▶ [Given instruction] Locate all lines with the word "Center". Copy them.
┌──
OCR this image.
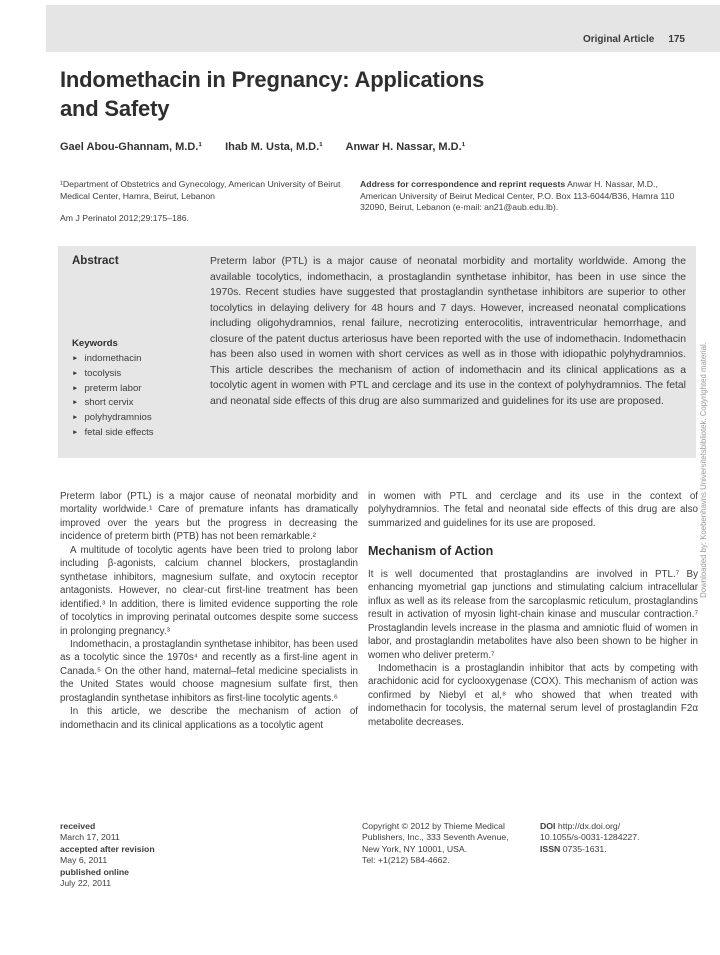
Original Article 175
Indomethacin in Pregnancy: Applications
and Safety
Gael Abou-Ghannam, M.D.¹ Ihab M. Usta, M.D.¹ Anwar H. Nassar, M.D.¹
¹Department of Obstetrics and Gynecology, American University of Beirut Medical Center, Hamra, Beirut, Lebanon
Am J Perinatol 2012;29:175–186.
Address for correspondence and reprint requests Anwar H. Nassar, M.D., American University of Beirut Medical Center, P.O. Box 113-6044/B36, Hamra 110 32090, Beirut, Lebanon (e-mail: an21@aub.edu.lb).
Abstract
Keywords
► indomethacin
► tocolysis
► preterm labor
► short cervix
► polyhydramnios
► fetal side effects
Preterm labor (PTL) is a major cause of neonatal morbidity and mortality worldwide. Among the available tocolytics, indomethacin, a prostaglandin synthetase inhibitor, has been in use since the 1970s. Recent studies have suggested that prostaglandin synthetase inhibitors are superior to other tocolytics in delaying delivery for 48 hours and 7 days. However, increased neonatal complications including oligohydramnios, renal failure, necrotizing enterocolitis, intraventricular hemorrhage, and closure of the patent ductus arteriosus have been reported with the use of indomethacin. Indomethacin has been also used in women with short cervices as well as in those with idiopathic polyhydramnios. This article describes the mechanism of action of indomethacin and its clinical applications as a tocolytic agent in women with PTL and cerclage and its use in the context of polyhydramnios. The fetal and neonatal side effects of this drug are also summarized and guidelines for its use are proposed.

Preterm labor (PTL) is a major cause of neonatal morbidity and mortality worldwide.¹ Care of premature infants has dramatically improved over the years but the progress in decreasing the incidence of preterm birth (PTB) has not been remarkable.²

A multitude of tocolytic agents have been tried to prolong labor including β-agonists, calcium channel blockers, prostaglandin synthetase inhibitors, magnesium sulfate, and oxytocin receptor antagonists. However, no clear-cut first-line treatment has been identified.³ In addition, there is limited evidence supporting the role of tocolytics in improving perinatal outcomes despite some success in prolonging pregnancy.³

Indomethacin, a prostaglandin synthetase inhibitor, has been used as a tocolytic since the 1970s⁴ and recently as a first-line agent in Canada.⁵ On the other hand, maternal–fetal medicine specialists in the United States would choose magnesium sulfate first, then prostaglandin synthetase inhibitors as first-line tocolytic agents.⁶

In this article, we describe the mechanism of action of indomethacin and its clinical applications as a tocolytic agent

in women with PTL and cerclage and its use in the context of polyhydramnios. The fetal and neonatal side effects of this drug are also summarized and guidelines for its use are proposed.

Mechanism of Action

It is well documented that prostaglandins are involved in PTL.⁷ By enhancing myometrial gap junctions and stimulating calcium intracellular influx as well as its release from the sarcoplasmic reticulum, prostaglandins result in activation of myosin light-chain kinase and muscular contraction.⁷ Prostaglandin levels increase in the plasma and amniotic fluid of women in labor, and prostaglandin metabolites have also been shown to be higher in women who deliver preterm.⁷

Indomethacin is a prostaglandin inhibitor that acts by competing with arachidonic acid for cyclooxygenase (COX). This mechanism of action was confirmed by Niebyl et al,⁸ who showed that when treated with indomethacin for tocolysis, the maternal serum level of prostaglandin F2α metabolite decreases.

received
March 17, 2011
accepted after revision
May 6, 2011
published online
July 22, 2011
Copyright © 2012 by Thieme Medical
Publishers, Inc., 333 Seventh Avenue,
New York, NY 10001, USA.
Tel: +1(212) 584-4662.
DOI http://dx.doi.org/
10.1055/s-0031-1284227.
ISSN 0735-1631.
Downloaded by: Koebenhavns Universitetsbibliotek. Copyrighted material.
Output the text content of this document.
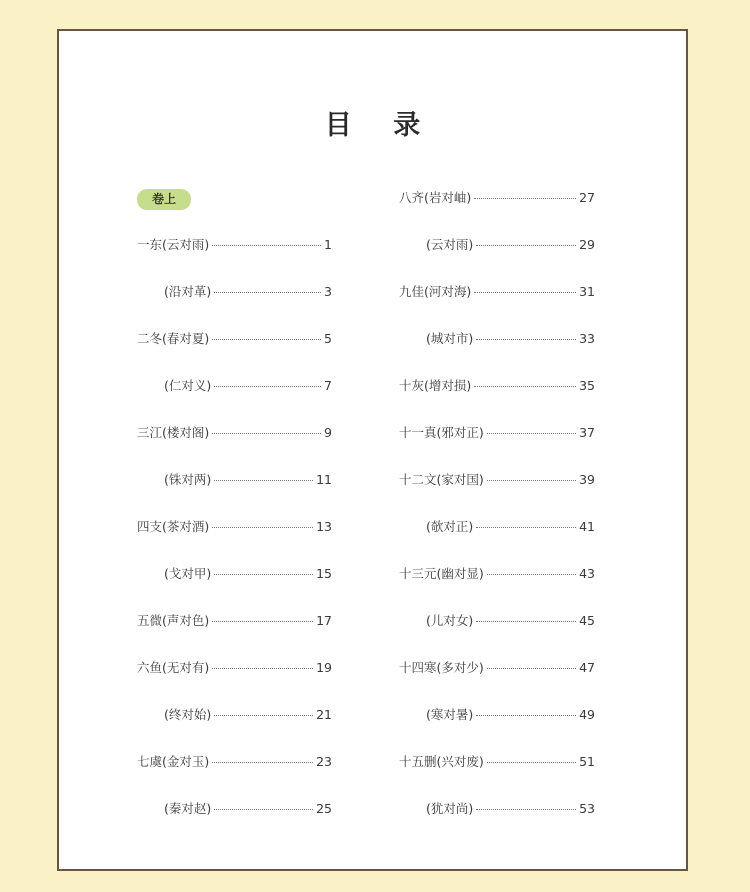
目 录
卷上
一东(云对雨)	1
(沿对革)	3
二冬(春对夏)	5
(仁对义)	7
三江(楼对阁)	9
(铢对两)	11
四支(茶对酒)	13
(戈对甲)	15
五微(声对色)	17
六鱼(无对有)	19
(终对始)	21
七虞(金对玉)	23
(秦对赵)	25
八齐(岩对岫)	27
(云对雨)	29
九佳(河对海)	31
(城对市)	33
十灰(增对损)	35
十一真(邪对正)	37
十二文(家对国)	39
(欹对正)	41
十三元(幽对显)	43
(儿对女)	45
十四寒(多对少)	47
(寒对暑)	49
十五删(兴对废)	51
(犹对尚)	53
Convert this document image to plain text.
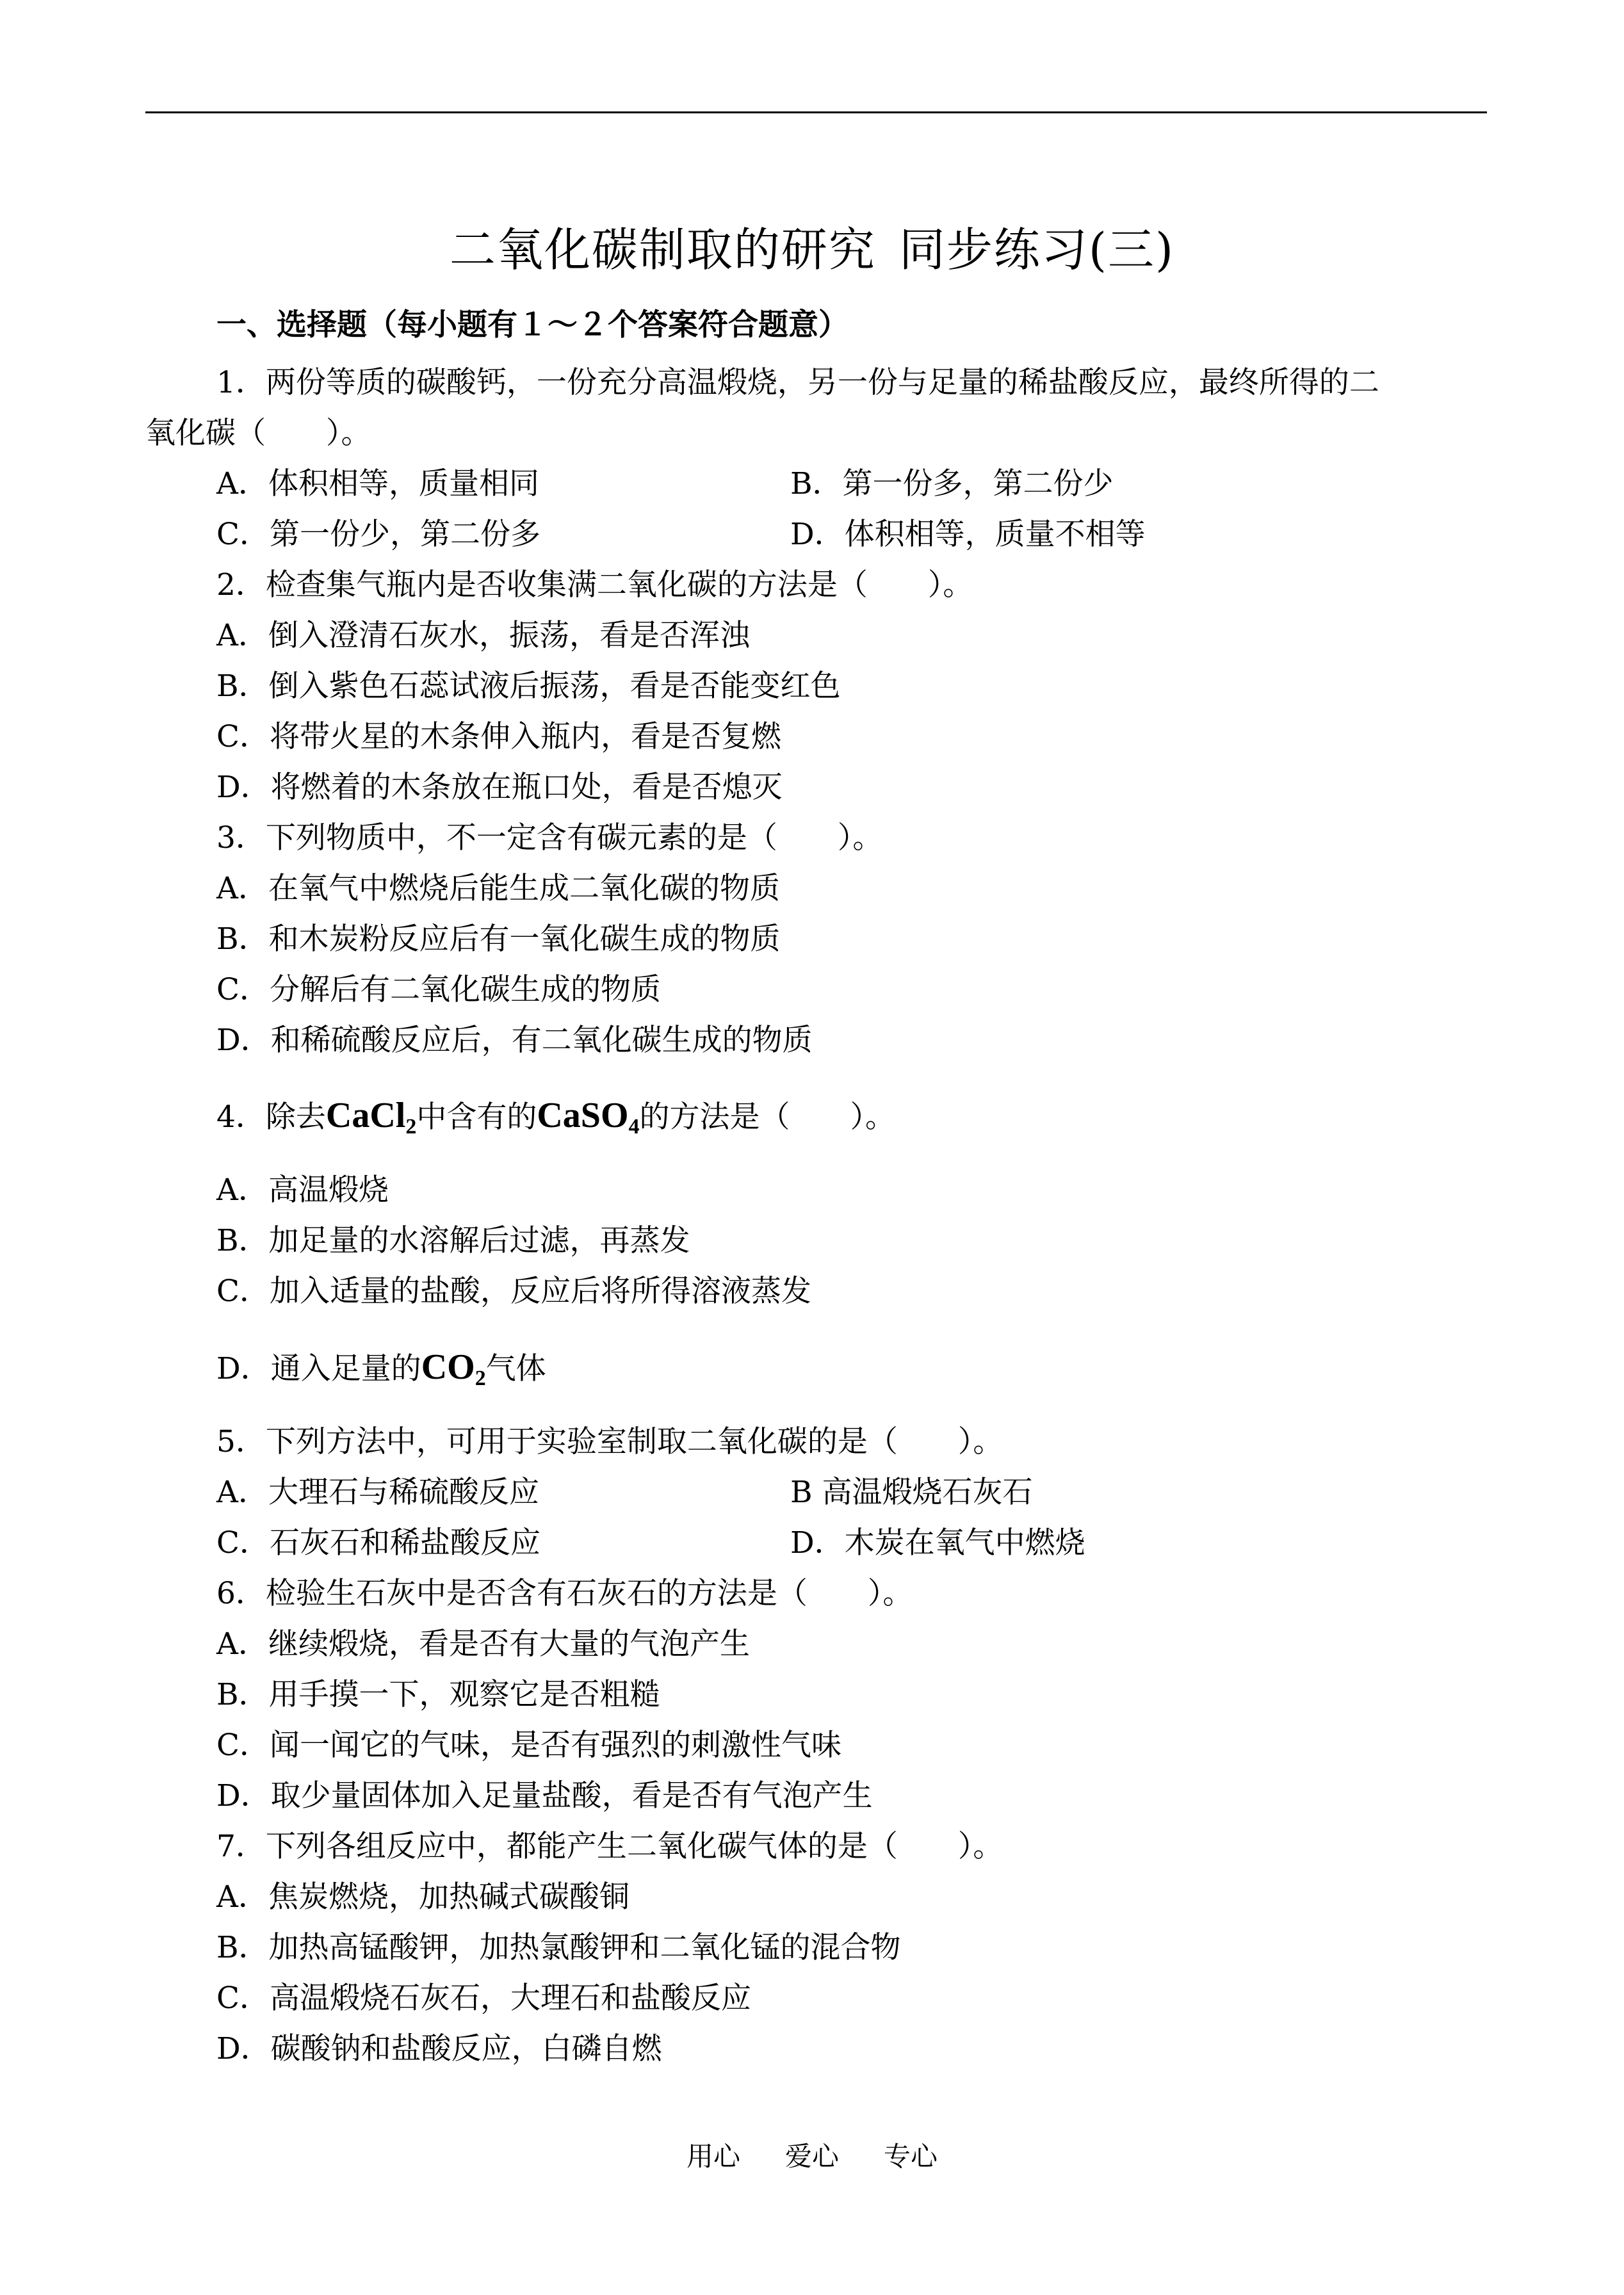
二氧化碳制取的研究 同步练习(三)
一、选择题（每小题有１～２个答案符合题意）
1．两份等质的碳酸钙，一份充分高温煅烧，另一份与足量的稀盐酸反应，最终所得的二
氧化碳（　　）。
A．体积相等，质量相同	B．第一份多，第二份少
C．第一份少，第二份多	D．体积相等，质量不相等
2．检查集气瓶内是否收集满二氧化碳的方法是（　　）。
A．倒入澄清石灰水，振荡，看是否浑浊
B．倒入紫色石蕊试液后振荡，看是否能变红色
C．将带火星的木条伸入瓶内，看是否复燃
D．将燃着的木条放在瓶口处，看是否熄灭
3．下列物质中，不一定含有碳元素的是（　　）。
A．在氧气中燃烧后能生成二氧化碳的物质
B．和木炭粉反应后有一氧化碳生成的物质
C．分解后有二氧化碳生成的物质
D．和稀硫酸反应后，有二氧化碳生成的物质
4．除去CaCl$_2$中含有的CaSO$_4$的方法是（　　）。
A．高温煅烧
B．加足量的水溶解后过滤，再蒸发
C．加入适量的盐酸，反应后将所得溶液蒸发
D．通入足量的$CO_2$气体
5．下列方法中，可用于实验室制取二氧化碳的是（　　）。
A．大理石与稀硫酸反应	B 高温煅烧石灰石
C．石灰石和稀盐酸反应	D．木炭在氧气中燃烧
6．检验生石灰中是否含有石灰石的方法是（　　）。
A．继续煅烧，看是否有大量的气泡产生
B．用手摸一下，观察它是否粗糙
C．闻一闻它的气味，是否有强烈的刺激性气味
D．取少量固体加入足量盐酸，看是否有气泡产生
7．下列各组反应中，都能产生二氧化碳气体的是（　　）。
A．焦炭燃烧，加热碱式碳酸铜
B．加热高锰酸钾，加热氯酸钾和二氧化锰的混合物
C．高温煅烧石灰石，大理石和盐酸反应
D．碳酸钠和盐酸反应，白磷自燃
用心 爱心 专心
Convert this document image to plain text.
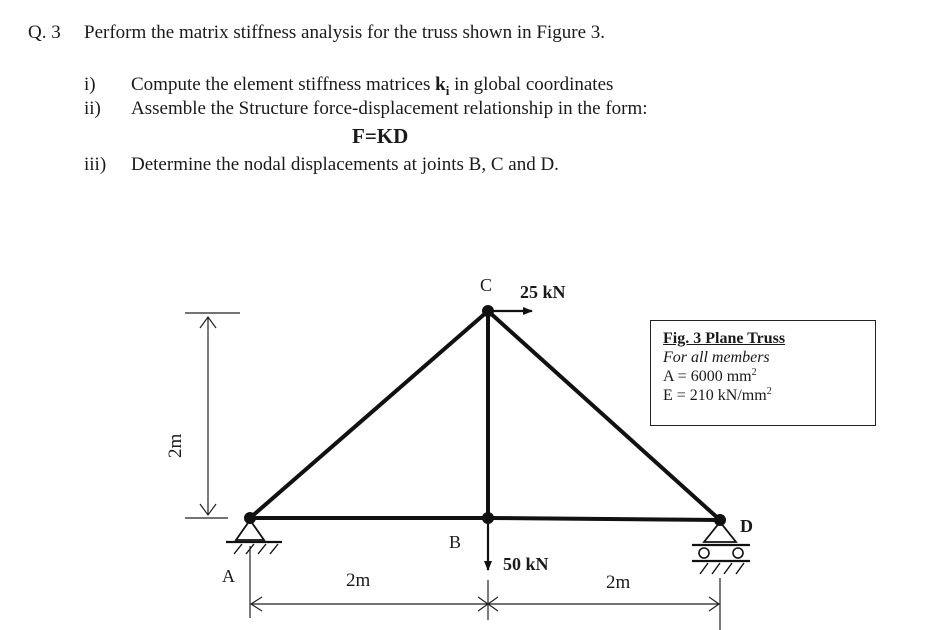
Q. 3 Perform the matrix stiffness analysis for the truss shown in Figure 3.
i) Compute the element stiffness matrices $k_i$ in global coordinates
ii) Assemble the Structure force-displacement relationship in the form:
F=KD
iii) Determine the nodal displacements at joints B, C and D.
2m
2m	2m
A
B
C
D
25 kN
50 kN
Fig. 3 Plane Truss
For all members
A = 6000 $mm^2$
E = 210 $kN/mm^2$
└──
▶ [Output of the exercise]
¹Department of Obstetrics and Gynecology, American University of Beirut Medical Center, Hamra, Beirut, Lebanon
Address for correspondence and reprint requests Anwar H. Nassar, M.D., American University of Beirut Medical Center, P.O. Box 113-6044/B36, Hamra 110 32090, Beirut, Lebanon (e-mail: an21@aub.edu.lb).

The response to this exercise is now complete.